TASK
Restate the entries word for word, omitting nothing.

SUPPLIED DATA
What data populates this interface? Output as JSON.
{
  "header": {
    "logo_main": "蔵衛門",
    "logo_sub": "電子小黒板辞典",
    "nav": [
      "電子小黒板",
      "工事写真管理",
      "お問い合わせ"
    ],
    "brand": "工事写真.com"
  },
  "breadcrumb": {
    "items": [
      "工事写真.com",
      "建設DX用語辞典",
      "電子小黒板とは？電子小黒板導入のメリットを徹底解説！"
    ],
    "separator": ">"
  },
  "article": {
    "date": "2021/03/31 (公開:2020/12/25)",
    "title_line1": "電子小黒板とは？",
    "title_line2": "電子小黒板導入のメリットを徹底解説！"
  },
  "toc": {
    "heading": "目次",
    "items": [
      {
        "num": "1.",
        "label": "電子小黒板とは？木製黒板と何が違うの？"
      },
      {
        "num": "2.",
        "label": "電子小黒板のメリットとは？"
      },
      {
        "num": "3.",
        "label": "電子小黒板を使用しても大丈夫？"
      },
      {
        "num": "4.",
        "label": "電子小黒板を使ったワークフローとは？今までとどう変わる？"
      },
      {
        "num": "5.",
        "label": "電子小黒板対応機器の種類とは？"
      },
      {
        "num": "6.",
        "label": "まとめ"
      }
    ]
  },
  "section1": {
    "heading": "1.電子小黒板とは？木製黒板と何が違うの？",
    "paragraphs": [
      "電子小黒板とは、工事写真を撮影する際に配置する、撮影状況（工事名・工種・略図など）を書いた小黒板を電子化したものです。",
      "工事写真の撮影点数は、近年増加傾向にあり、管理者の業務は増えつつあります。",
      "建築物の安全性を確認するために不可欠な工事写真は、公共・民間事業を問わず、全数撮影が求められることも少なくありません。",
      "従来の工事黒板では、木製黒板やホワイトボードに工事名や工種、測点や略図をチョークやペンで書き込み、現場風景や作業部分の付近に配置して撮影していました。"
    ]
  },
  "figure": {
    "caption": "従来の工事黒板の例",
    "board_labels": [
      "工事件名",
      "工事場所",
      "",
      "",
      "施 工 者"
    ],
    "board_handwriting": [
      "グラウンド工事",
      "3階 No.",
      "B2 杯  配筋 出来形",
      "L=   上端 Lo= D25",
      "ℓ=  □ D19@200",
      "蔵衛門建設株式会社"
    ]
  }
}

EXERCISE SOLUTION
What data populates this interface? Output as JSON.
{
  "header": {
    "logo_main": "蔵衛門",
    "logo_sub": "電子小黒板辞典",
    "nav": [
      "電子小黒板",
      "工事写真管理",
      "お問い合わせ"
    ],
    "brand": "工事写真.com"
  },
  "breadcrumb": {
    "items": [
      "工事写真.com",
      "建設DX用語辞典",
      "電子小黒板とは？電子小黒板導入のメリットを徹底解説！"
    ],
    "separator": ">"
  },
  "article": {
    "date": "2021/03/31 (公開:2020/12/25)",
    "title_line1": "電子小黒板とは？",
    "title_line2": "電子小黒板導入のメリットを徹底解説！"
  },
  "toc": {
    "heading": "目次",
    "items": [
      {
        "num": "1.",
        "label": "電子小黒板とは？木製黒板と何が違うの？"
      },
      {
        "num": "2.",
        "label": "電子小黒板のメリットとは？"
      },
      {
        "num": "3.",
        "label": "電子小黒板を使用しても大丈夫？"
      },
      {
        "num": "4.",
        "label": "電子小黒板を使ったワークフローとは？今までとどう変わる？"
      },
      {
        "num": "5.",
        "label": "電子小黒板対応機器の種類とは？"
      },
      {
        "num": "6.",
        "label": "まとめ"
      }
    ]
  },
  "section1": {
    "heading": "1.電子小黒板とは？木製黒板と何が違うの？",
    "paragraphs": [
      "電子小黒板とは、工事写真を撮影する際に配置する、撮影状況（工事名・工種・略図など）を書いた小黒板を電子化したものです。",
      "工事写真の撮影点数は、近年増加傾向にあり、管理者の業務は増えつつあります。",
      "建築物の安全性を確認するために不可欠な工事写真は、公共・民間事業を問わず、全数撮影が求められることも少なくありません。",
      "従来の工事黒板では、木製黒板やホワイトボードに工事名や工種、測点や略図をチョークやペンで書き込み、現場風景や作業部分の付近に配置して撮影していました。"
    ]
  },
  "figure": {
    "caption": "従来の工事黒板の例",
    "board_labels": [
      "工事件名",
      "工事場所",
      "",
      "",
      "施 工 者"
    ],
    "board_handwriting": [
      "グラウンド工事",
      "3階 No.",
      "B2 杯  配筋 出来形",
      "L=   上端 Lo= D25",
      "ℓ=  □ D19@200",
      "蔵衛門建設株式会社"
    ]
  }
}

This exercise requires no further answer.